**To do:** Search the entries for the word "online". Copy every line that holds it.

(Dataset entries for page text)
--------------------------------

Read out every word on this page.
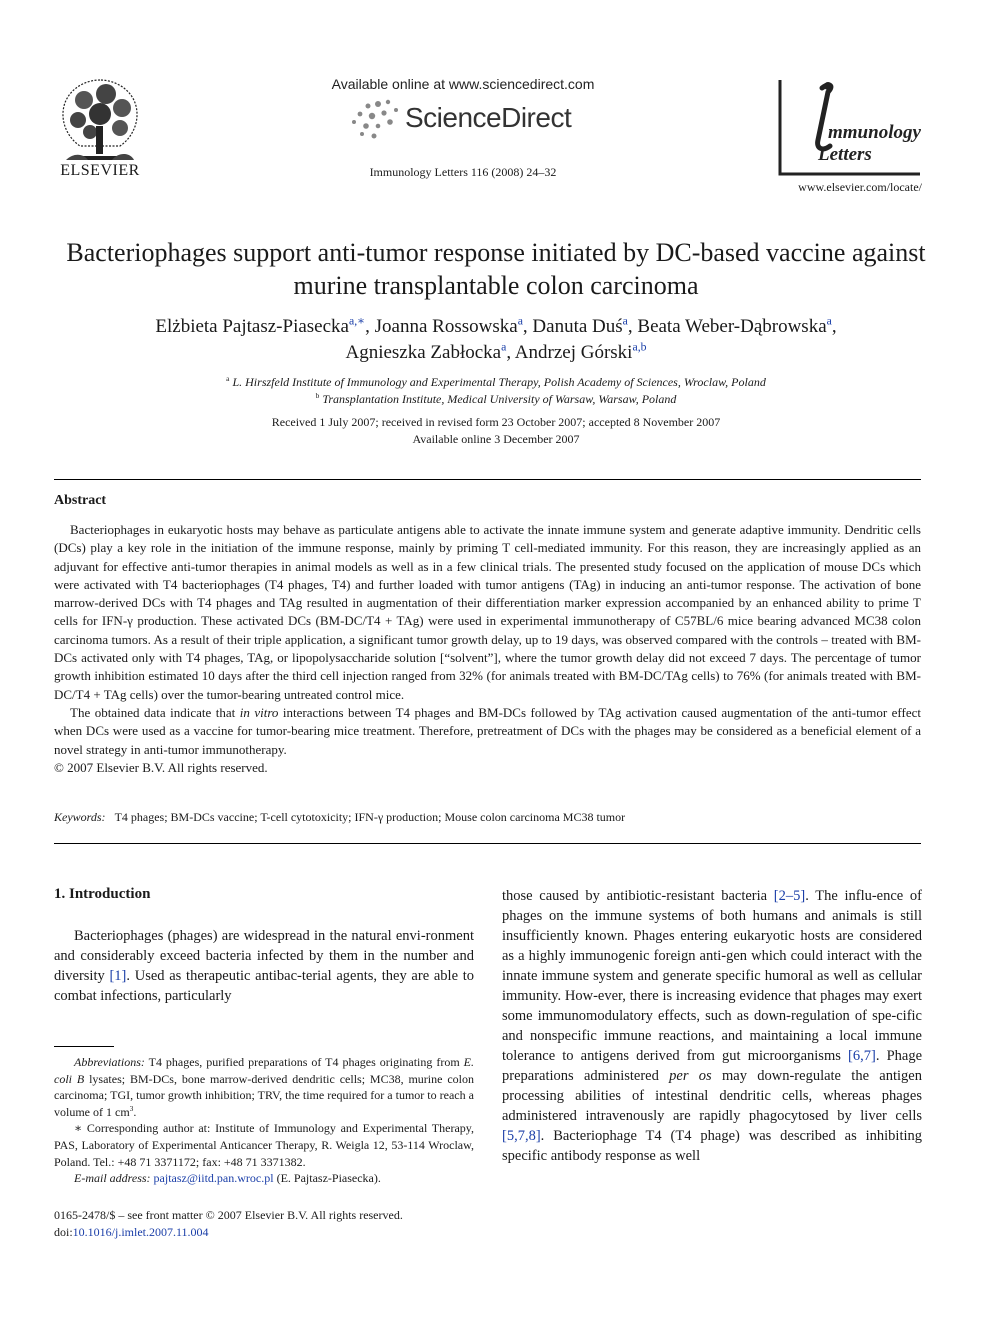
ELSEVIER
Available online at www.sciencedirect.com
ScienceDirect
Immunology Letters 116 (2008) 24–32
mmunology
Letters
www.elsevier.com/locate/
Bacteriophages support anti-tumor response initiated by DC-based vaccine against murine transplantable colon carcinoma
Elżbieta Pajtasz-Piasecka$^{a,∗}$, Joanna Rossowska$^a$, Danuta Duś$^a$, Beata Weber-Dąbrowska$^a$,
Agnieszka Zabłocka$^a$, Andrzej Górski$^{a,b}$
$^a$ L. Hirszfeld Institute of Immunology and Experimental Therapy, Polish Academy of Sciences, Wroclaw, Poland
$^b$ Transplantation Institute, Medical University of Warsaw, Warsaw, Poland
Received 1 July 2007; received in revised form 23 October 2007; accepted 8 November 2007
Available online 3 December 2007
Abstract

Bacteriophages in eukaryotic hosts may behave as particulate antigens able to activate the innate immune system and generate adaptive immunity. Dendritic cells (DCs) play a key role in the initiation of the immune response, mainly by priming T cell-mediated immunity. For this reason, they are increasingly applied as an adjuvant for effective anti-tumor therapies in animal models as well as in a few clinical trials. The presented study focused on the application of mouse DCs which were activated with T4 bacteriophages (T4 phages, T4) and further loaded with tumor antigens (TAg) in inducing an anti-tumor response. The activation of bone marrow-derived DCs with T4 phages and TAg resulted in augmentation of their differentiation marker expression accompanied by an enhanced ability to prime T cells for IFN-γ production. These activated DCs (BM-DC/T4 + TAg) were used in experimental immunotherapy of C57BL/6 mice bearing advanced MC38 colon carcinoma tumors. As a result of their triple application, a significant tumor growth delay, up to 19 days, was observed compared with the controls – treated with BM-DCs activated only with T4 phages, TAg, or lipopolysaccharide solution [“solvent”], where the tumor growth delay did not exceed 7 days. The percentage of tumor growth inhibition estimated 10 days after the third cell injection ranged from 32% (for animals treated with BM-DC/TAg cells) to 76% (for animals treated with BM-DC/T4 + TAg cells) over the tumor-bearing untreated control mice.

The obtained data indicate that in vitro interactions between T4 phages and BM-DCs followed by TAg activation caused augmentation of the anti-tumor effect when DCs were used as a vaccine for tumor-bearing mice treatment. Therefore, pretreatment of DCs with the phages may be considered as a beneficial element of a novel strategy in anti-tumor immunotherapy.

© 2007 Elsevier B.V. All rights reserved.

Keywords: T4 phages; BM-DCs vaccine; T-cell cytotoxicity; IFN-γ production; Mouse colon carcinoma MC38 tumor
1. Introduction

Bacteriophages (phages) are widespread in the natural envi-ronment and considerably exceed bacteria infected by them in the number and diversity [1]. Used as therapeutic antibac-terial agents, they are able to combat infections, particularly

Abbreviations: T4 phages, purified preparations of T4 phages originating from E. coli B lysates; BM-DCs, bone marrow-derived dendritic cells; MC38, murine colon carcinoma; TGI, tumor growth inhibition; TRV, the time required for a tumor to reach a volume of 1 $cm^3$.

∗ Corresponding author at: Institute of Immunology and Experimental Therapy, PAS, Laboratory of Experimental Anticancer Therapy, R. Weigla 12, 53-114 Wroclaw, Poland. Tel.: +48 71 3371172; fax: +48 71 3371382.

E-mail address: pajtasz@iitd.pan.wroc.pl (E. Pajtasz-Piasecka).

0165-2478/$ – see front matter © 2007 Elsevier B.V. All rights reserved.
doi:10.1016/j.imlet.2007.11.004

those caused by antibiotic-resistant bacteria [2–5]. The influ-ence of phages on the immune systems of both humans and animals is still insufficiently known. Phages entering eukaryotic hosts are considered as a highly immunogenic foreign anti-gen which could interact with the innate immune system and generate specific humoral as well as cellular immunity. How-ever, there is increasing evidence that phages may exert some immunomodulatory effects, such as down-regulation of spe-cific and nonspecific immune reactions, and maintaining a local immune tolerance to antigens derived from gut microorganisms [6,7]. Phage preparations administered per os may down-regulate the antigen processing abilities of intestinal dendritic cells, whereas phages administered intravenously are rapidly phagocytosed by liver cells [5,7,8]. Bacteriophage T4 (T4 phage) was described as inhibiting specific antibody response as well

--------------------------------

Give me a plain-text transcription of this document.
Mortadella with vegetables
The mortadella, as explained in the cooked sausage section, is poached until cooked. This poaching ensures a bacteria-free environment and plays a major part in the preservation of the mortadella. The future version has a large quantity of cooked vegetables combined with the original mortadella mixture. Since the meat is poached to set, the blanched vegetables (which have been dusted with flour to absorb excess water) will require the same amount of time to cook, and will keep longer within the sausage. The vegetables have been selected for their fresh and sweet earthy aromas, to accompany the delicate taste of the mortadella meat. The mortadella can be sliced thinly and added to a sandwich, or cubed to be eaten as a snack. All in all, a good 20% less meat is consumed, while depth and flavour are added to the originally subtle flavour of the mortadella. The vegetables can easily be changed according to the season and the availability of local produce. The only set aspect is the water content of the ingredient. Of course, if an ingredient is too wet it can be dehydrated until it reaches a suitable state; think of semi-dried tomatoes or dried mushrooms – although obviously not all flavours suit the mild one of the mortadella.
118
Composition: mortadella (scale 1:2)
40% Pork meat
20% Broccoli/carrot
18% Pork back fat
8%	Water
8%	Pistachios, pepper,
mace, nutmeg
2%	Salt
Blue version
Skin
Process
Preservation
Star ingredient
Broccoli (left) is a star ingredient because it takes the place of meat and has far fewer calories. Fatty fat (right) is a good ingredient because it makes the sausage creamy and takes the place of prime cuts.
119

--------------------------------

**Your response:**
Available online at www.sciencedirect.com
Available online 3 December 2007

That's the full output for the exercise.